Repeat the full listing below verbatim and keep the images out.
-- Start of DATASET RECORDS --
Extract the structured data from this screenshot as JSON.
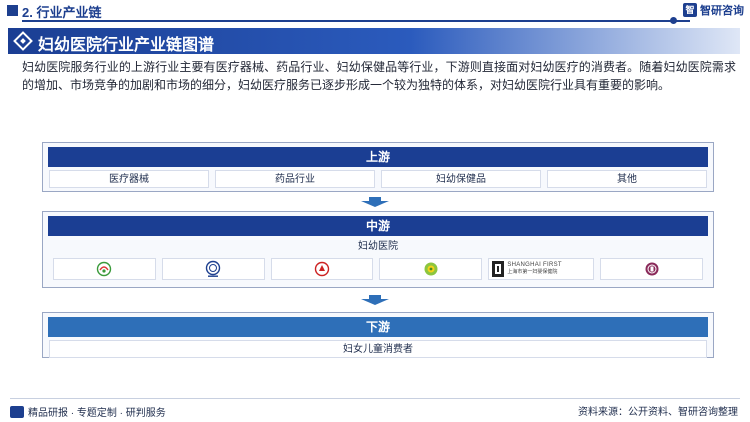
{
  "header": {
    "section_title": "2. 行业产业链",
    "brand_name": "智研咨询",
    "brand_logo_text": "智"
  },
  "banner": {
    "title": "妇幼医院行业产业链图谱"
  },
  "description": "妇幼医院服务行业的上游行业主要有医疗器械、药品行业、妇幼保健品等行业，下游则直接面对妇幼医疗的消费者。随着妇幼医院需求的增加、市场竞争的加剧和市场的细分，妇幼医疗服务已逐步形成一个较为独特的体系，对妇幼医院行业具有重要的影响。",
  "chain": {
    "upstream": {
      "label": "上游",
      "items": [
        "医疗器械",
        "药品行业",
        "妇幼保健品",
        "其他"
      ]
    },
    "midstream": {
      "label": "中游",
      "sub_label": "妇幼医院",
      "logo_texts": [
        "SHANGHAI FIRST",
        "上海市第一妇婴保健院"
      ]
    },
    "downstream": {
      "label": "下游",
      "item": "妇女儿童消费者"
    }
  },
  "colors": {
    "primary": "#1b3e93",
    "accent": "#2e6fb8"
  },
  "footer": {
    "left_text": "精品研报 · 专题定制 · 研判服务",
    "source": "资料来源：公开资料、智研咨询整理"
  }
}
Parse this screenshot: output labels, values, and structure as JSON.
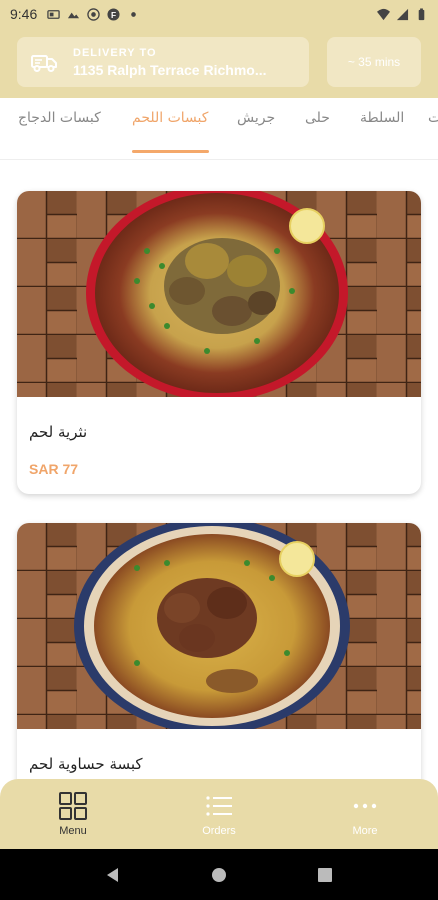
{
  "status_bar": {
    "time": "9:46",
    "icons_left": [
      "sim-icon",
      "photo-icon",
      "record-icon",
      "app-f-icon",
      "dot-icon"
    ],
    "icons_right": [
      "wifi-icon",
      "signal-icon",
      "battery-icon"
    ]
  },
  "header": {
    "delivery_label": "DELIVERY TO",
    "delivery_address": "1135 Ralph Terrace Richmo...",
    "eta": "~ 35 mins"
  },
  "categories": {
    "tabs": [
      {
        "label": "كبسات الدجاج",
        "active": false
      },
      {
        "label": "كبسات اللحم",
        "active": true
      },
      {
        "label": "جريش",
        "active": false
      },
      {
        "label": "حلى",
        "active": false
      },
      {
        "label": "السلطة",
        "active": false
      },
      {
        "label": "ت",
        "active": false
      }
    ]
  },
  "products": [
    {
      "name": "نثرية لحم",
      "price": "SAR 77"
    },
    {
      "name": "كبسة حساوية لحم",
      "price": ""
    }
  ],
  "bottom_nav": {
    "items": [
      {
        "label": "Menu",
        "icon": "grid-icon",
        "active": true
      },
      {
        "label": "Orders",
        "icon": "list-icon",
        "active": false
      },
      {
        "label": "More",
        "icon": "more-icon",
        "active": false
      }
    ]
  },
  "colors": {
    "header_bg": "#e8dba8",
    "accent": "#f0a56a",
    "nav_active": "#333333"
  }
}
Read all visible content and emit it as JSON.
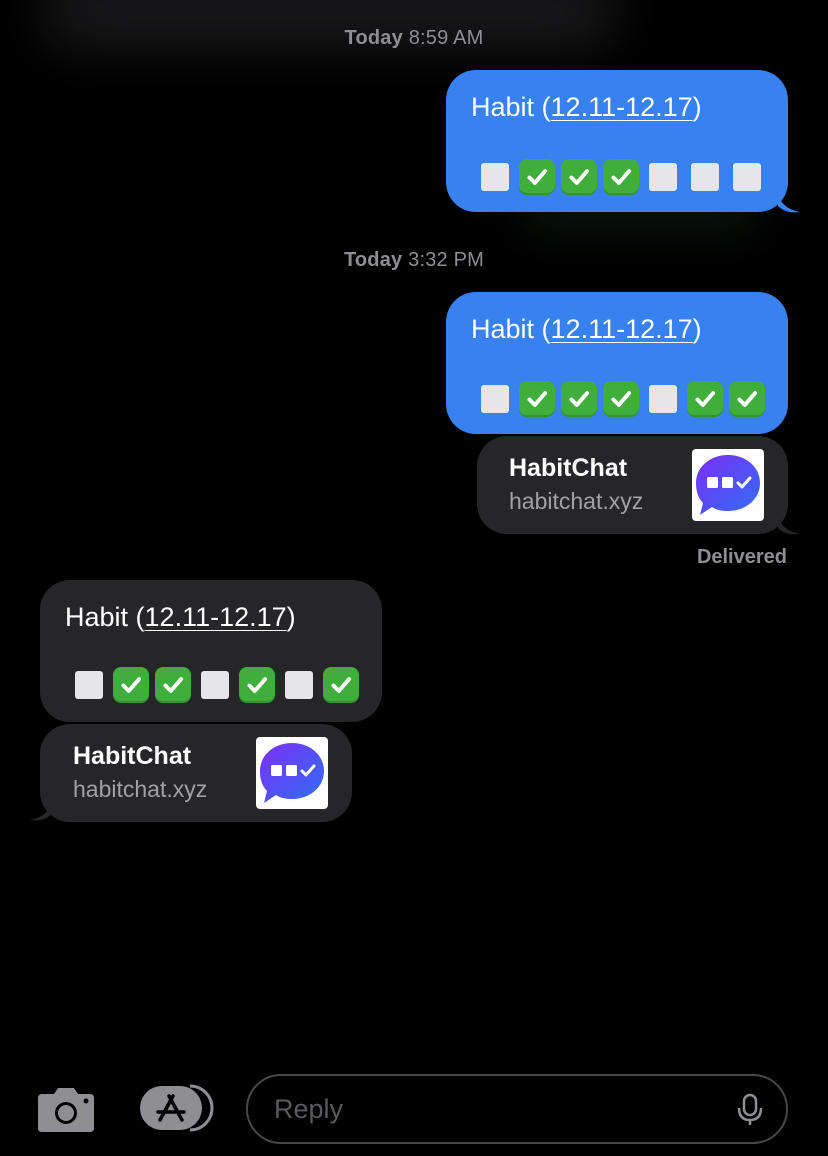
{
  "timestamps": [
    {
      "day": "Today",
      "time": "8:59 AM"
    },
    {
      "day": "Today",
      "time": "3:32 PM"
    }
  ],
  "messages": [
    {
      "id": "m1",
      "direction": "sent",
      "title_prefix": "Habit (",
      "date_range": "12.11-12.17",
      "title_suffix": ")",
      "squares": [
        "white",
        "check",
        "check",
        "check",
        "white",
        "white",
        "white"
      ]
    },
    {
      "id": "m2",
      "direction": "sent",
      "title_prefix": "Habit (",
      "date_range": "12.11-12.17",
      "title_suffix": ")",
      "squares": [
        "white",
        "check",
        "check",
        "check",
        "white",
        "check",
        "check"
      ]
    },
    {
      "id": "m3",
      "direction": "received",
      "title_prefix": "Habit (",
      "date_range": "12.11-12.17",
      "title_suffix": ")",
      "squares": [
        "white",
        "check",
        "check",
        "white",
        "check",
        "white",
        "check"
      ]
    }
  ],
  "link_previews": [
    {
      "id": "l1",
      "direction": "sent",
      "title": "HabitChat",
      "url": "habitchat.xyz"
    },
    {
      "id": "l2",
      "direction": "received",
      "title": "HabitChat",
      "url": "habitchat.xyz"
    }
  ],
  "status": {
    "delivered": "Delivered"
  },
  "composer": {
    "placeholder": "Reply"
  },
  "icons": {
    "camera": "camera-icon",
    "app_store": "app-store-icon",
    "mic": "microphone-icon",
    "check": "white-check-mark-emoji",
    "square": "white-square-emoji",
    "app_logo": "habitchat-logo-icon"
  },
  "colors": {
    "sent_bubble": "#3781f1",
    "received_bubble": "#262629",
    "check_green": "#3fae3a",
    "timestamp_gray": "#8e8e93",
    "logo_gradient_start": "#7b2ff7",
    "logo_gradient_end": "#2f6ef5"
  }
}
-- End of DATASET RECORDS --
SOLVED EXERCISE:
Extract the structured data from this screenshot as JSON.
{
  "header": {
    "section_title": "2. 行业产业链",
    "brand_name": "智研咨询",
    "brand_logo_text": "智"
  },
  "banner": {
    "title": "妇幼医院行业产业链图谱"
  },
  "description": "妇幼医院服务行业的上游行业主要有医疗器械、药品行业、妇幼保健品等行业，下游则直接面对妇幼医疗的消费者。随着妇幼医院需求的增加、市场竞争的加剧和市场的细分，妇幼医疗服务已逐步形成一个较为独特的体系，对妇幼医院行业具有重要的影响。",
  "chain": {
    "upstream": {
      "label": "上游",
      "items": [
        "医疗器械",
        "药品行业",
        "妇幼保健品",
        "其他"
      ]
    },
    "midstream": {
      "label": "中游",
      "sub_label": "妇幼医院",
      "logo_texts": [
        "SHANGHAI FIRST",
        "上海市第一妇婴保健院"
      ]
    },
    "downstream": {
      "label": "下游",
      "item": "妇女儿童消费者"
    }
  },
  "colors": {
    "primary": "#1b3e93",
    "accent": "#2e6fb8"
  },
  "footer": {
    "left_text": "精品研报 · 专题定制 · 研判服务",
    "source": "资料来源：公开资料、智研咨询整理"
  }
}
Parse this screenshot: output labels, values, and structure as JSON.
{
  "status_bar": {
    "time": "9:46",
    "icons_left": [
      "sim-icon",
      "photo-icon",
      "record-icon",
      "app-f-icon",
      "dot-icon"
    ],
    "icons_right": [
      "wifi-icon",
      "signal-icon",
      "battery-icon"
    ]
  },
  "header": {
    "delivery_label": "DELIVERY TO",
    "delivery_address": "1135 Ralph Terrace Richmo...",
    "eta": "~ 35 mins"
  },
  "categories": {
    "tabs": [
      {
        "label": "كبسات الدجاج",
        "active": false
      },
      {
        "label": "كبسات اللحم",
        "active": true
      },
      {
        "label": "جريش",
        "active": false
      },
      {
        "label": "حلى",
        "active": false
      },
      {
        "label": "السلطة",
        "active": false
      },
      {
        "label": "ت",
        "active": false
      }
    ]
  },
  "products": [
    {
      "name": "نثرية لحم",
      "price": "SAR 77"
    },
    {
      "name": "كبسة حساوية لحم",
      "price": ""
    }
  ],
  "bottom_nav": {
    "items": [
      {
        "label": "Menu",
        "icon": "grid-icon",
        "active": true
      },
      {
        "label": "Orders",
        "icon": "list-icon",
        "active": false
      },
      {
        "label": "More",
        "icon": "more-icon",
        "active": false
      }
    ]
  },
  "colors": {
    "header_bg": "#e8dba8",
    "accent": "#f0a56a",
    "nav_active": "#333333"
  }
}
Read all visible content and emit it as JSON.
{
  "timestamps": [
    {
      "day": "Today",
      "time": "8:59 AM"
    },
    {
      "day": "Today",
      "time": "3:32 PM"
    }
  ],
  "messages": [
    {
      "id": "m1",
      "direction": "sent",
      "title_prefix": "Habit (",
      "date_range": "12.11-12.17",
      "title_suffix": ")",
      "squares": [
        "white",
        "check",
        "check",
        "check",
        "white",
        "white",
        "white"
      ]
    },
    {
      "id": "m2",
      "direction": "sent",
      "title_prefix": "Habit (",
      "date_range": "12.11-12.17",
      "title_suffix": ")",
      "squares": [
        "white",
        "check",
        "check",
        "check",
        "white",
        "check",
        "check"
      ]
    },
    {
      "id": "m3",
      "direction": "received",
      "title_prefix": "Habit (",
      "date_range": "12.11-12.17",
      "title_suffix": ")",
      "squares": [
        "white",
        "check",
        "check",
        "white",
        "check",
        "white",
        "check"
      ]
    }
  ],
  "link_previews": [
    {
      "id": "l1",
      "direction": "sent",
      "title": "HabitChat",
      "url": "habitchat.xyz"
    },
    {
      "id": "l2",
      "direction": "received",
      "title": "HabitChat",
      "url": "habitchat.xyz"
    }
  ],
  "status": {
    "delivered": "Delivered"
  },
  "composer": {
    "placeholder": "Reply"
  },
  "icons": {
    "camera": "camera-icon",
    "app_store": "app-store-icon",
    "mic": "microphone-icon",
    "check": "white-check-mark-emoji",
    "square": "white-square-emoji",
    "app_logo": "habitchat-logo-icon"
  },
  "colors": {
    "sent_bubble": "#3781f1",
    "received_bubble": "#262629",
    "check_green": "#3fae3a",
    "timestamp_gray": "#8e8e93",
    "logo_gradient_start": "#7b2ff7",
    "logo_gradient_end": "#2f6ef5"
  }
}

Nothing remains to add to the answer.